Saved entries
##########

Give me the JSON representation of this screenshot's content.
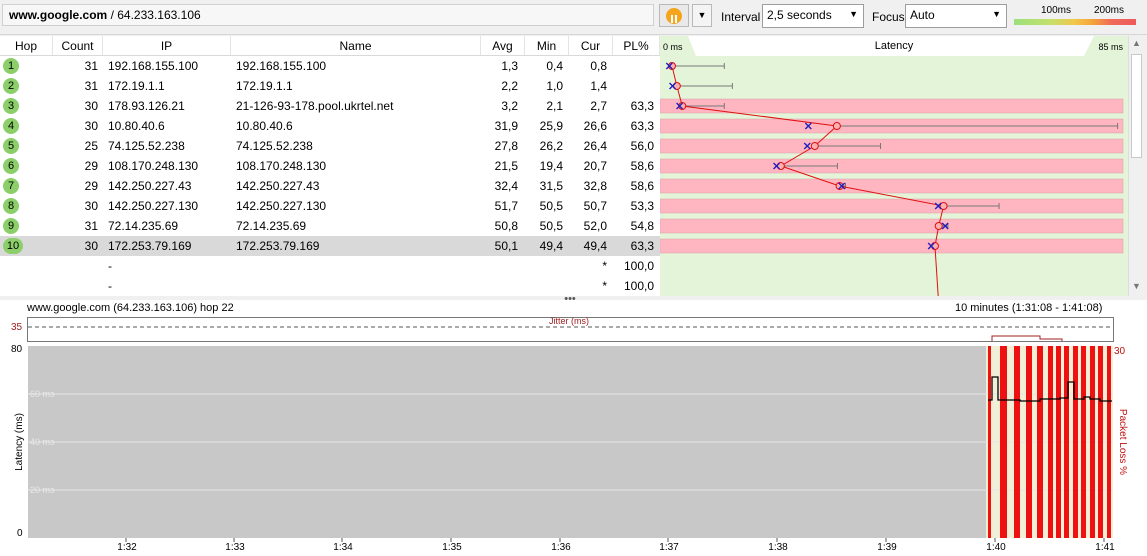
{
  "toolbar": {
    "address_host": "www.google.com",
    "address_sep": " / ",
    "address_ip": "64.233.163.106",
    "interval_label": "Interval",
    "interval_value": "2,5 seconds",
    "focus_label": "Focus",
    "focus_value": "Auto",
    "legend_100": "100ms",
    "legend_200": "200ms"
  },
  "table": {
    "headers": [
      "Hop",
      "Count",
      "IP",
      "Name",
      "Avg",
      "Min",
      "Cur",
      "PL%"
    ],
    "rows": [
      {
        "hop": "1",
        "count": "31",
        "ip": "192.168.155.100",
        "name": "192.168.155.100",
        "avg": "1,3",
        "min": "0,4",
        "cur": "0,8",
        "pl": ""
      },
      {
        "hop": "2",
        "count": "31",
        "ip": "172.19.1.1",
        "name": "172.19.1.1",
        "avg": "2,2",
        "min": "1,0",
        "cur": "1,4",
        "pl": ""
      },
      {
        "hop": "3",
        "count": "30",
        "ip": "178.93.126.21",
        "name": "21-126-93-178.pool.ukrtel.net",
        "avg": "3,2",
        "min": "2,1",
        "cur": "2,7",
        "pl": "63,3"
      },
      {
        "hop": "4",
        "count": "30",
        "ip": "10.80.40.6",
        "name": "10.80.40.6",
        "avg": "31,9",
        "min": "25,9",
        "cur": "26,6",
        "pl": "63,3"
      },
      {
        "hop": "5",
        "count": "25",
        "ip": "74.125.52.238",
        "name": "74.125.52.238",
        "avg": "27,8",
        "min": "26,2",
        "cur": "26,4",
        "pl": "56,0"
      },
      {
        "hop": "6",
        "count": "29",
        "ip": "108.170.248.130",
        "name": "108.170.248.130",
        "avg": "21,5",
        "min": "19,4",
        "cur": "20,7",
        "pl": "58,6"
      },
      {
        "hop": "7",
        "count": "29",
        "ip": "142.250.227.43",
        "name": "142.250.227.43",
        "avg": "32,4",
        "min": "31,5",
        "cur": "32,8",
        "pl": "58,6"
      },
      {
        "hop": "8",
        "count": "30",
        "ip": "142.250.227.130",
        "name": "142.250.227.130",
        "avg": "51,7",
        "min": "50,5",
        "cur": "50,7",
        "pl": "53,3"
      },
      {
        "hop": "9",
        "count": "31",
        "ip": "72.14.235.69",
        "name": "72.14.235.69",
        "avg": "50,8",
        "min": "50,5",
        "cur": "52,0",
        "pl": "54,8"
      },
      {
        "hop": "10",
        "count": "30",
        "ip": "172.253.79.169",
        "name": "172.253.79.169",
        "avg": "50,1",
        "min": "49,4",
        "cur": "49,4",
        "pl": "63,3"
      },
      {
        "hop": "",
        "count": "",
        "ip": "-",
        "name": "",
        "avg": "",
        "min": "",
        "cur": "*",
        "pl": "100,0"
      },
      {
        "hop": "",
        "count": "",
        "ip": "-",
        "name": "",
        "avg": "",
        "min": "",
        "cur": "*",
        "pl": "100,0"
      }
    ]
  },
  "latency_graph": {
    "title": "Latency",
    "min_label": "0 ms",
    "max_label": "85 ms",
    "scale_max_ms": 85,
    "points": [
      {
        "avg": 1.3,
        "cur": 0.8,
        "max": 11
      },
      {
        "avg": 2.2,
        "cur": 1.4,
        "max": 12.5
      },
      {
        "avg": 3.2,
        "cur": 2.7,
        "max": 11
      },
      {
        "avg": 31.9,
        "cur": 26.6,
        "max": 84
      },
      {
        "avg": 27.8,
        "cur": 26.4,
        "max": 40
      },
      {
        "avg": 21.5,
        "cur": 20.7,
        "max": 32
      },
      {
        "avg": 32.4,
        "cur": 32.8,
        "max": 33.5
      },
      {
        "avg": 51.7,
        "cur": 50.7,
        "max": 62
      },
      {
        "avg": 50.8,
        "cur": 52.0,
        "max": 52.5
      },
      {
        "avg": 50.1,
        "cur": 49.4,
        "max": 50.5
      }
    ],
    "loss_rows": [
      false,
      false,
      true,
      true,
      true,
      true,
      true,
      true,
      true,
      true
    ]
  },
  "history": {
    "title": "www.google.com (64.233.163.106) hop 22",
    "range": "10 minutes (1:31:08 - 1:41:08)",
    "jitter_label": "Jitter (ms)",
    "jitter_value": "35",
    "y_max": "80",
    "y_zero": "0",
    "y_label": "Latency (ms)",
    "y2_label": "Packet Loss %",
    "y2_max": "30",
    "grid_labels": [
      "60 ms",
      "40 ms",
      "20 ms"
    ],
    "x_ticks": [
      "1:32",
      "1:33",
      "1:34",
      "1:35",
      "1:36",
      "1:37",
      "1:38",
      "1:39",
      "1:40",
      "1:41"
    ]
  },
  "colors": {
    "hop_badge": "#8ccf6a",
    "latency_bg": "#e3f4d8",
    "loss_fill": "#ffb6c1",
    "line": "#e01010",
    "cross": "#2020c0",
    "bar": "#ee1111"
  }
}
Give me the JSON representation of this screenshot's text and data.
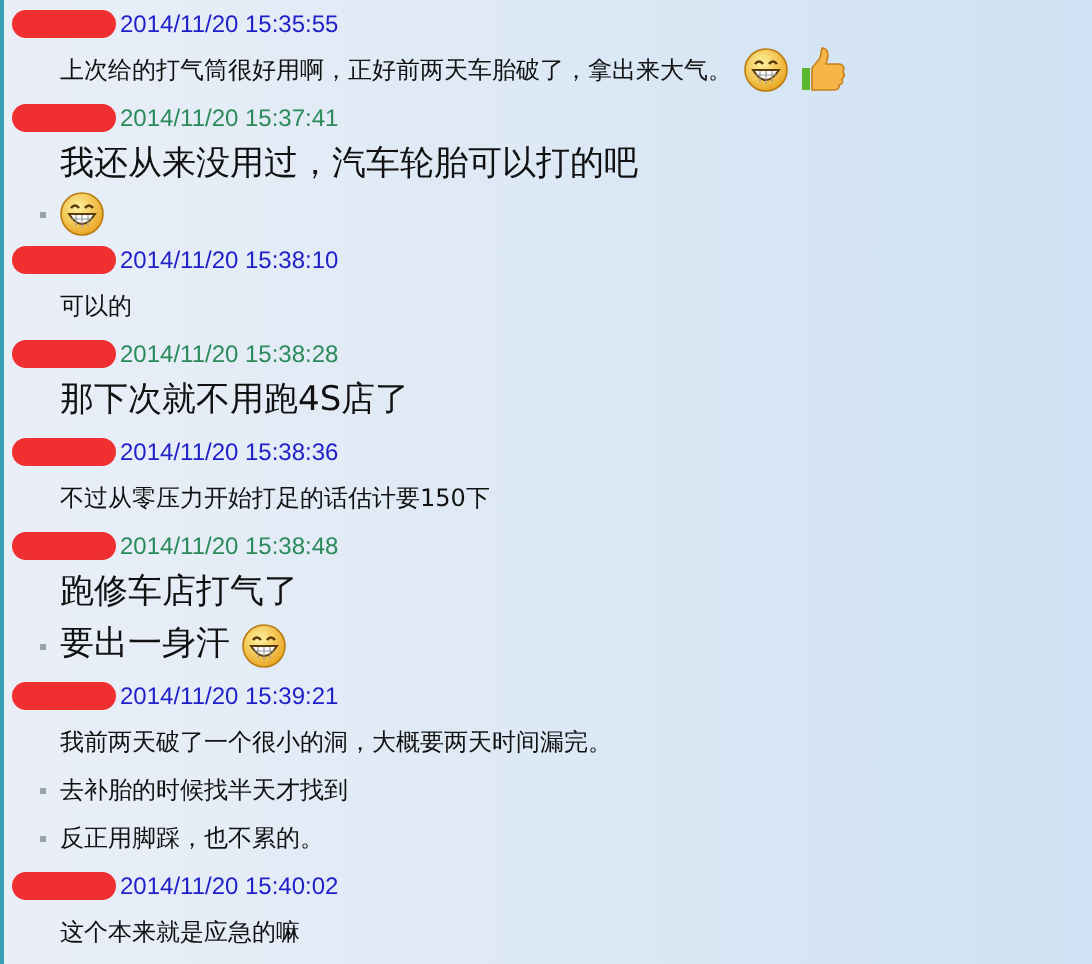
{
  "messages": [
    {
      "color": "#2020c8",
      "time": "2014/11/20 15:35:55",
      "lines": [
        {
          "kind": "small",
          "bullet": false,
          "parts": [
            {
              "kind": "text",
              "text": "上次给的打气筒很好用啊，正好前两天车胎破了，拿出来大气。"
            },
            {
              "kind": "grin"
            },
            {
              "kind": "thumbs-up"
            }
          ]
        }
      ]
    },
    {
      "color": "#2a8a5a",
      "time": "2014/11/20 15:37:41",
      "lines": [
        {
          "kind": "large",
          "bullet": false,
          "parts": [
            {
              "kind": "text",
              "text": "我还从来没用过，汽车轮胎可以打的吧"
            }
          ]
        },
        {
          "kind": "emoji",
          "bullet": true,
          "parts": [
            {
              "kind": "grin"
            }
          ]
        }
      ]
    },
    {
      "color": "#2020c8",
      "time": "2014/11/20 15:38:10",
      "lines": [
        {
          "kind": "small",
          "bullet": false,
          "parts": [
            {
              "kind": "text",
              "text": "可以的"
            }
          ]
        }
      ]
    },
    {
      "color": "#2a8a5a",
      "time": "2014/11/20 15:38:28",
      "lines": [
        {
          "kind": "large",
          "bullet": false,
          "parts": [
            {
              "kind": "text",
              "text": "那下次就不用跑4S店了"
            }
          ]
        }
      ]
    },
    {
      "color": "#2020c8",
      "time": "2014/11/20 15:38:36",
      "lines": [
        {
          "kind": "small",
          "bullet": false,
          "parts": [
            {
              "kind": "text",
              "text": "不过从零压力开始打足的话估计要150下"
            }
          ]
        }
      ]
    },
    {
      "color": "#2a8a5a",
      "time": "2014/11/20 15:38:48",
      "lines": [
        {
          "kind": "large",
          "bullet": false,
          "parts": [
            {
              "kind": "text",
              "text": "跑修车店打气了"
            }
          ]
        },
        {
          "kind": "large",
          "bullet": true,
          "parts": [
            {
              "kind": "text",
              "text": "要出一身汗"
            },
            {
              "kind": "grin"
            }
          ]
        }
      ]
    },
    {
      "color": "#2020c8",
      "time": "2014/11/20 15:39:21",
      "lines": [
        {
          "kind": "small",
          "bullet": false,
          "parts": [
            {
              "kind": "text",
              "text": "我前两天破了一个很小的洞，大概要两天时间漏完。"
            }
          ]
        },
        {
          "kind": "small",
          "bullet": true,
          "parts": [
            {
              "kind": "text",
              "text": "去补胎的时候找半天才找到"
            }
          ]
        },
        {
          "kind": "small",
          "bullet": true,
          "parts": [
            {
              "kind": "text",
              "text": "反正用脚踩，也不累的。"
            }
          ]
        }
      ]
    },
    {
      "color": "#2020c8",
      "time": "2014/11/20 15:40:02",
      "lines": [
        {
          "kind": "small",
          "bullet": false,
          "parts": [
            {
              "kind": "text",
              "text": "这个本来就是应急的嘛"
            }
          ]
        }
      ]
    }
  ]
}
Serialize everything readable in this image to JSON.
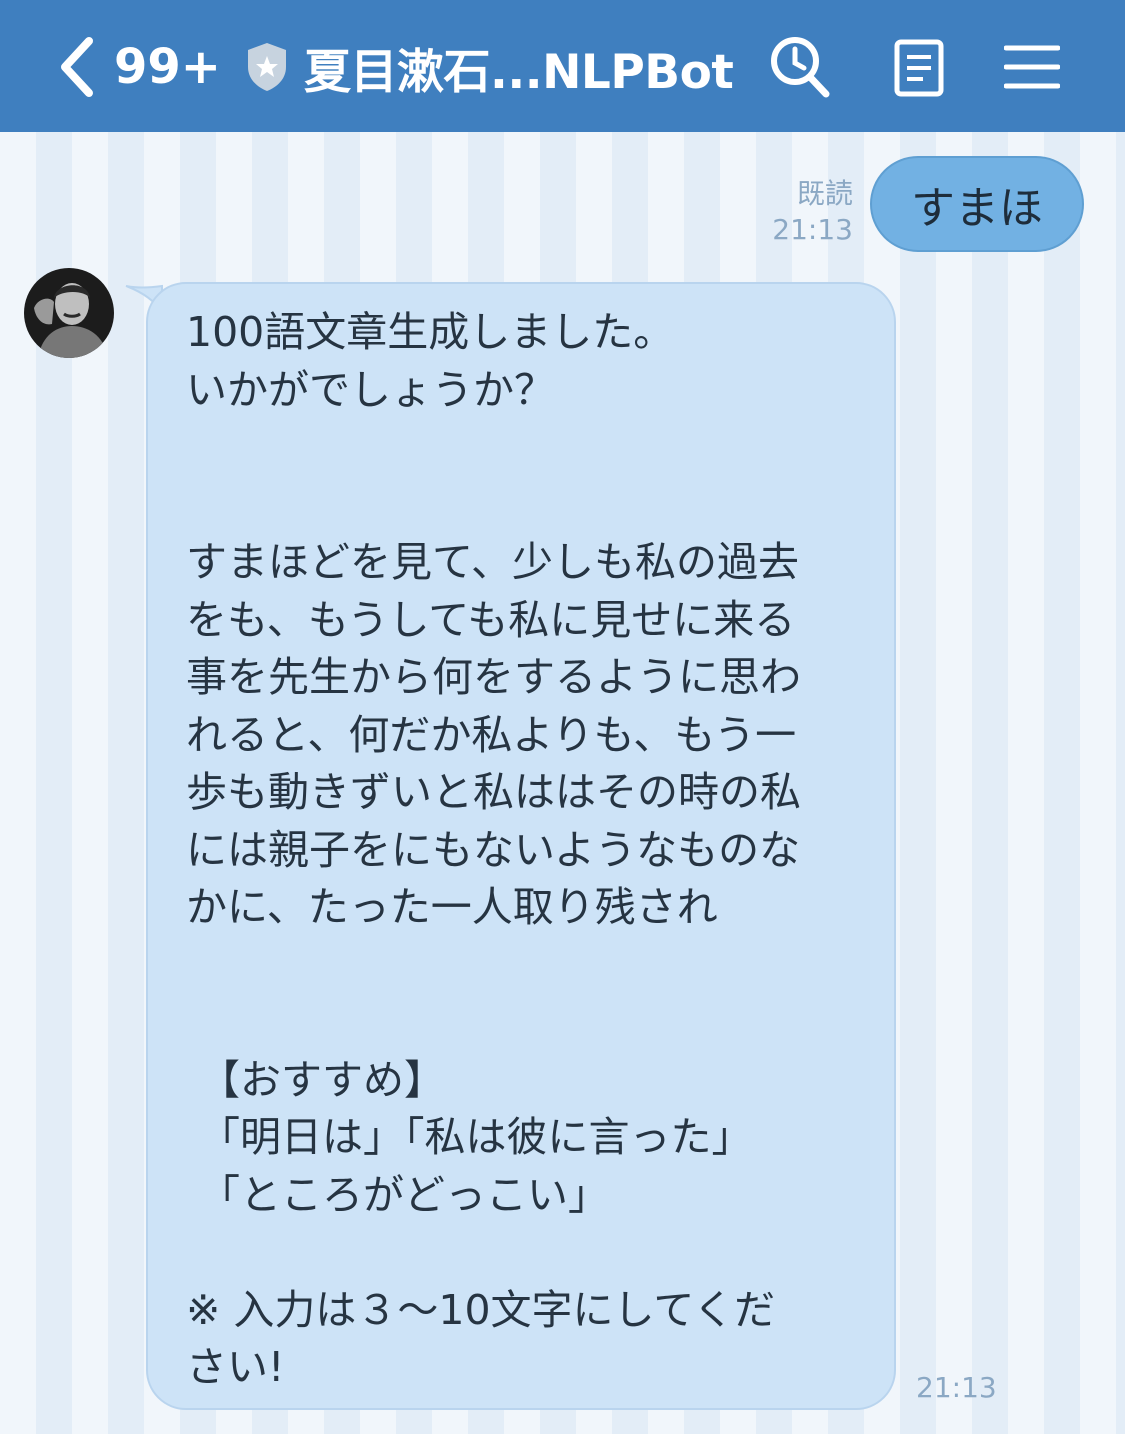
{
  "header": {
    "unread_count": "99+",
    "title": "夏目漱石...NLPBot"
  },
  "messages": {
    "outgoing": {
      "text": "すまほ",
      "read_label": "既読",
      "time": "21:13"
    },
    "incoming": {
      "text": "100語文章生成しました。\nいかがでしょうか？\n\n\nすまほどを見て、少しも私の過去\nをも、もうしても私に見せに来る\n事を先生から何をするように思わ\nれると、何だか私よりも、もう一\n歩も動きずいと私ははその時の私\nには親子をにもないようなものな\nかに、たった一人取り残され\n\n\n 【おすすめ】\n 「明日は」「私は彼に言った」\n 「ところがどっこい」\n\n※ 入力は３～10文字にしてくだ\nさい!",
      "time": "21:13"
    }
  },
  "colors": {
    "header_bg": "#3f7fbf",
    "outgoing_bubble": "#72b1e3",
    "incoming_bubble": "#cde3f7"
  },
  "icons": [
    "chevron-left-icon",
    "shield-star-icon",
    "search-icon",
    "notes-icon",
    "hamburger-menu-icon"
  ]
}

##########

Tell how many lines contain the word "Give", using only the number.

2